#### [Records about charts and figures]
* * *

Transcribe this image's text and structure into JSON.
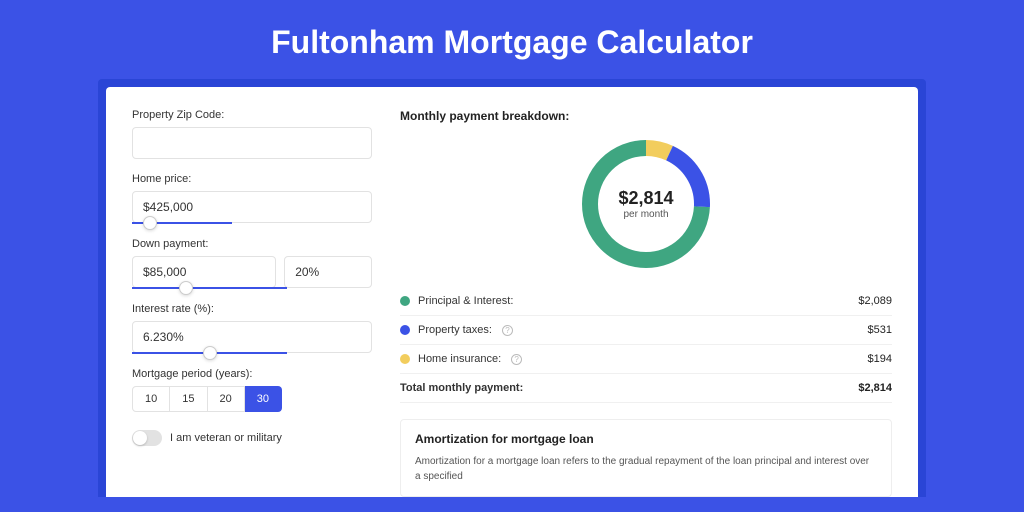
{
  "page": {
    "title": "Fultonham Mortgage Calculator",
    "background_color": "#3b52e6",
    "band_color": "#2a45d6"
  },
  "form": {
    "zip": {
      "label": "Property Zip Code:",
      "value": ""
    },
    "home_price": {
      "label": "Home price:",
      "value": "$425,000",
      "slider_percent": 11
    },
    "down_payment": {
      "label": "Down payment:",
      "value": "$85,000",
      "percent": "20%",
      "slider_percent": 30
    },
    "interest_rate": {
      "label": "Interest rate (%):",
      "value": "6.230%",
      "slider_percent": 46
    },
    "mortgage_period": {
      "label": "Mortgage period (years):",
      "options": [
        "10",
        "15",
        "20",
        "30"
      ],
      "active_index": 3
    },
    "veteran": {
      "label": "I am veteran or military",
      "on": false
    }
  },
  "breakdown": {
    "title": "Monthly payment breakdown:",
    "donut": {
      "amount": "$2,814",
      "sub": "per month",
      "type": "donut",
      "thickness": 16,
      "radius": 56,
      "slices": [
        {
          "name": "home_insurance",
          "color": "#f2cd5d",
          "value": 194
        },
        {
          "name": "property_taxes",
          "color": "#3b52e6",
          "value": 531
        },
        {
          "name": "principal_interest",
          "color": "#3fa681",
          "value": 2089
        }
      ]
    },
    "legend": [
      {
        "key": "principal_interest",
        "label": "Principal & Interest:",
        "color": "#3fa681",
        "value": "$2,089",
        "info": false
      },
      {
        "key": "property_taxes",
        "label": "Property taxes:",
        "color": "#3b52e6",
        "value": "$531",
        "info": true
      },
      {
        "key": "home_insurance",
        "label": "Home insurance:",
        "color": "#f2cd5d",
        "value": "$194",
        "info": true
      }
    ],
    "total": {
      "label": "Total monthly payment:",
      "value": "$2,814"
    }
  },
  "amortization": {
    "title": "Amortization for mortgage loan",
    "text": "Amortization for a mortgage loan refers to the gradual repayment of the loan principal and interest over a specified"
  }
}
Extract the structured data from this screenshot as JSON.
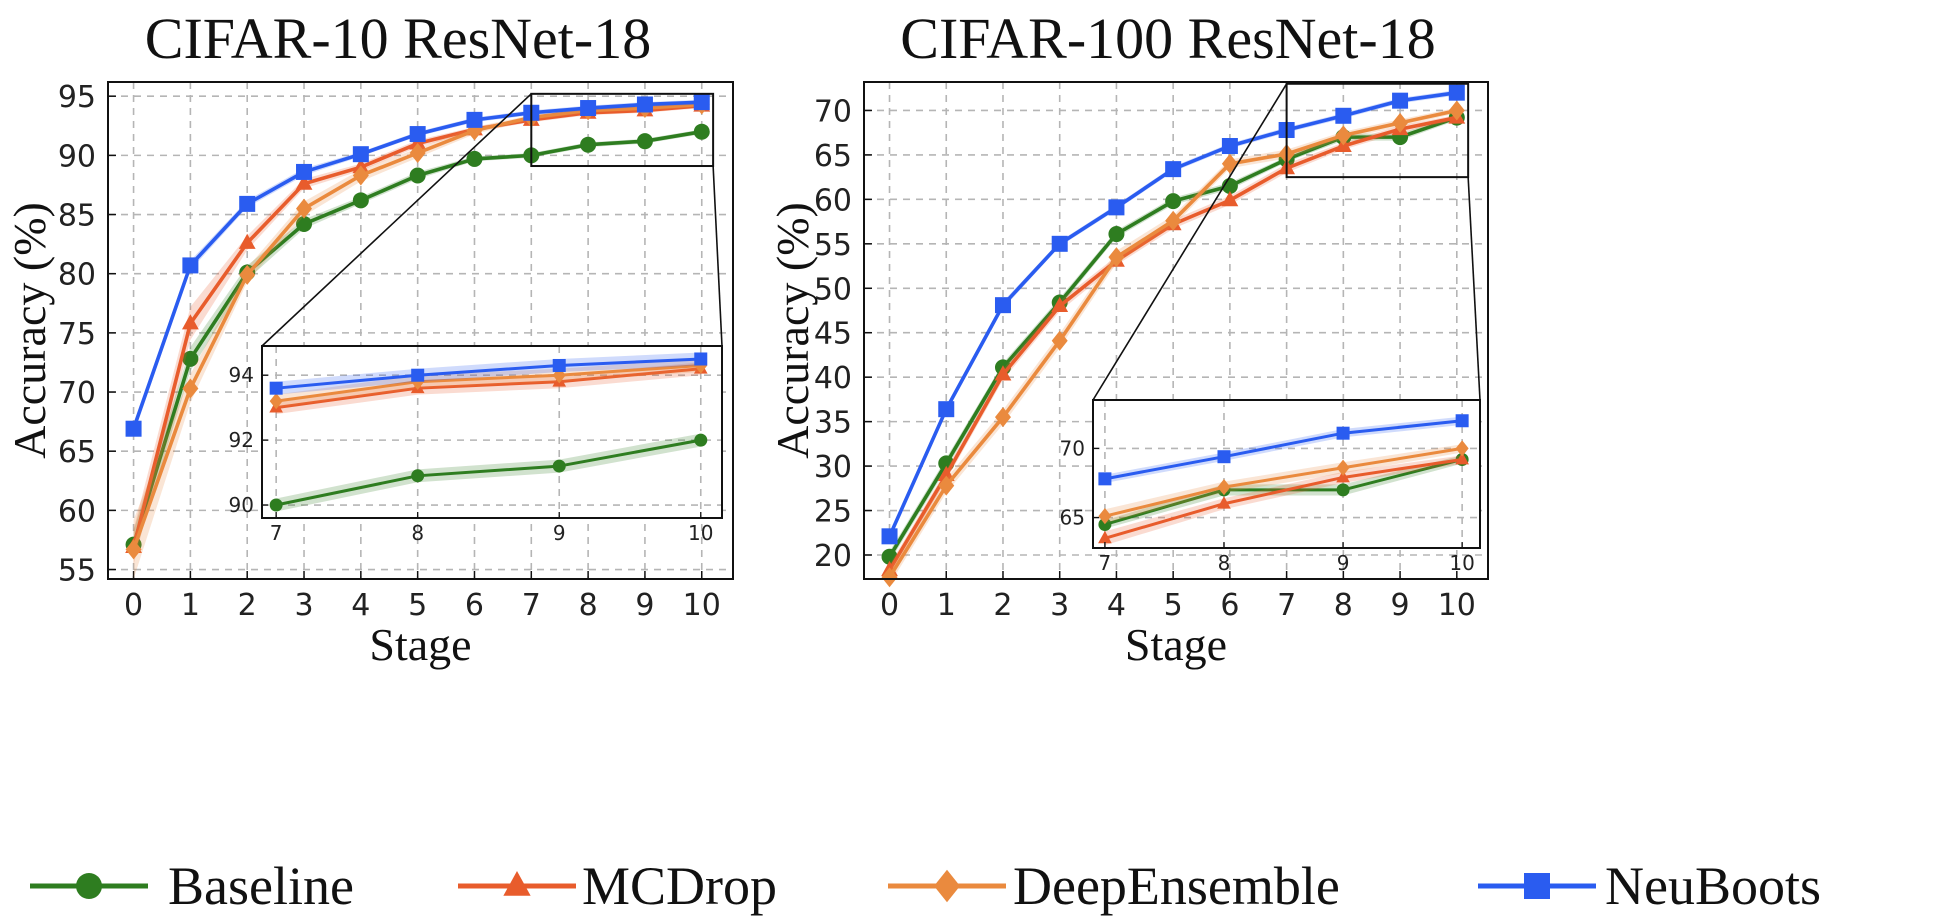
{
  "chart_data": [
    {
      "type": "line",
      "title": "CIFAR-10 ResNet-18",
      "xlabel": "Stage",
      "ylabel": "Accuracy (%)",
      "x": [
        0,
        1,
        2,
        3,
        4,
        5,
        6,
        7,
        8,
        9,
        10
      ],
      "xlim": [
        -0.45,
        10.55
      ],
      "ylim": [
        54.2,
        96.2
      ],
      "yticks": [
        55,
        60,
        65,
        70,
        75,
        80,
        85,
        90,
        95
      ],
      "grid": true,
      "series": [
        {
          "name": "Baseline",
          "values": [
            57.1,
            72.8,
            80.1,
            84.2,
            86.2,
            88.3,
            89.7,
            90.0,
            90.9,
            91.2,
            92.0
          ],
          "band": [
            1.2,
            1.0,
            0.6,
            0.4,
            0.3,
            0.3,
            0.2,
            0.2,
            0.2,
            0.2,
            0.2
          ]
        },
        {
          "name": "MCDrop",
          "values": [
            56.9,
            75.8,
            82.6,
            87.6,
            89.0,
            91.0,
            92.2,
            93.0,
            93.6,
            93.8,
            94.2
          ],
          "band": [
            1.5,
            1.4,
            0.6,
            0.4,
            0.3,
            0.3,
            0.2,
            0.2,
            0.2,
            0.2,
            0.2
          ]
        },
        {
          "name": "DeepEnsemble",
          "values": [
            56.7,
            70.3,
            79.9,
            85.5,
            88.3,
            90.2,
            92.1,
            93.2,
            93.8,
            94.0,
            94.3
          ],
          "band": [
            2.5,
            1.2,
            0.6,
            0.6,
            0.5,
            0.4,
            0.3,
            0.2,
            0.2,
            0.2,
            0.2
          ]
        },
        {
          "name": "NeuBoots",
          "values": [
            66.9,
            80.7,
            85.9,
            88.6,
            90.1,
            91.8,
            93.0,
            93.6,
            94.0,
            94.3,
            94.5
          ],
          "band": [
            0.5,
            0.4,
            0.3,
            0.3,
            0.2,
            0.2,
            0.2,
            0.2,
            0.2,
            0.2,
            0.2
          ]
        }
      ],
      "inset": {
        "x": [
          7,
          8,
          9,
          10
        ],
        "xlim": [
          6.9,
          10.15
        ],
        "ylim": [
          89.6,
          94.9
        ],
        "xticks": [
          7,
          8,
          9,
          10
        ],
        "yticks": [
          90,
          92,
          94
        ],
        "zoom_box": {
          "x": [
            7,
            10.2
          ],
          "y": [
            89.1,
            95.2
          ]
        }
      }
    },
    {
      "type": "line",
      "title": "CIFAR-100 ResNet-18",
      "xlabel": "Stage",
      "ylabel": "Accuracy (%)",
      "x": [
        0,
        1,
        2,
        3,
        4,
        5,
        6,
        7,
        8,
        9,
        10
      ],
      "xlim": [
        -0.45,
        10.55
      ],
      "ylim": [
        17.3,
        73.2
      ],
      "yticks": [
        20,
        25,
        30,
        35,
        40,
        45,
        50,
        55,
        60,
        65,
        70
      ],
      "grid": true,
      "series": [
        {
          "name": "Baseline",
          "values": [
            19.8,
            30.3,
            41.1,
            48.4,
            56.1,
            59.8,
            61.5,
            64.5,
            67.0,
            67.0,
            69.2
          ],
          "band": [
            0.6,
            0.6,
            0.5,
            0.5,
            0.4,
            0.4,
            0.4,
            0.3,
            0.4,
            0.4,
            0.3
          ]
        },
        {
          "name": "MCDrop",
          "values": [
            18.3,
            29.0,
            40.3,
            48.0,
            53.1,
            57.2,
            59.9,
            63.5,
            66.0,
            67.9,
            69.2
          ],
          "band": [
            0.6,
            0.6,
            0.6,
            0.6,
            0.5,
            0.5,
            0.5,
            0.5,
            0.4,
            0.4,
            0.3
          ]
        },
        {
          "name": "DeepEnsemble",
          "values": [
            17.5,
            27.8,
            35.5,
            44.1,
            53.5,
            57.6,
            64.0,
            65.1,
            67.2,
            68.6,
            70.0
          ],
          "band": [
            0.8,
            0.8,
            0.8,
            0.8,
            0.7,
            0.6,
            0.5,
            0.5,
            0.4,
            0.4,
            0.3
          ]
        },
        {
          "name": "NeuBoots",
          "values": [
            22.1,
            36.4,
            48.1,
            55.0,
            59.1,
            63.4,
            66.0,
            67.8,
            69.4,
            71.1,
            72.0
          ],
          "band": [
            0.4,
            0.4,
            0.4,
            0.3,
            0.3,
            0.3,
            0.3,
            0.3,
            0.3,
            0.3,
            0.3
          ]
        }
      ],
      "inset": {
        "x": [
          7,
          8,
          9,
          10
        ],
        "xlim": [
          6.9,
          10.15
        ],
        "ylim": [
          62.8,
          73.5
        ],
        "xticks": [
          7,
          8,
          9,
          10
        ],
        "yticks": [
          65,
          70
        ],
        "zoom_box": {
          "x": [
            7,
            10.2
          ],
          "y": [
            62.5,
            73.0
          ]
        }
      }
    }
  ],
  "legend": {
    "placement": "bottom",
    "entries": [
      "Baseline",
      "MCDrop",
      "DeepEnsemble",
      "NeuBoots"
    ]
  },
  "colors": {
    "Baseline": "#2e7d20",
    "MCDrop": "#e85c2c",
    "DeepEnsemble": "#ea8a3e",
    "NeuBoots": "#2a5cf0"
  },
  "markers": {
    "Baseline": "circle",
    "MCDrop": "triangle",
    "DeepEnsemble": "diamond",
    "NeuBoots": "square"
  }
}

* * *

#### [Problem statement]
All lines above with "title" in them should be returned.

#### [Final result]
    "title": "Fultonham Mortgage Calculator",
    "title": "Monthly payment breakdown:",
    "title": "Amortization for mortgage loan",
      "title": "CIFAR-10 ResNet-18",
      "title": "CIFAR-100 ResNet-18",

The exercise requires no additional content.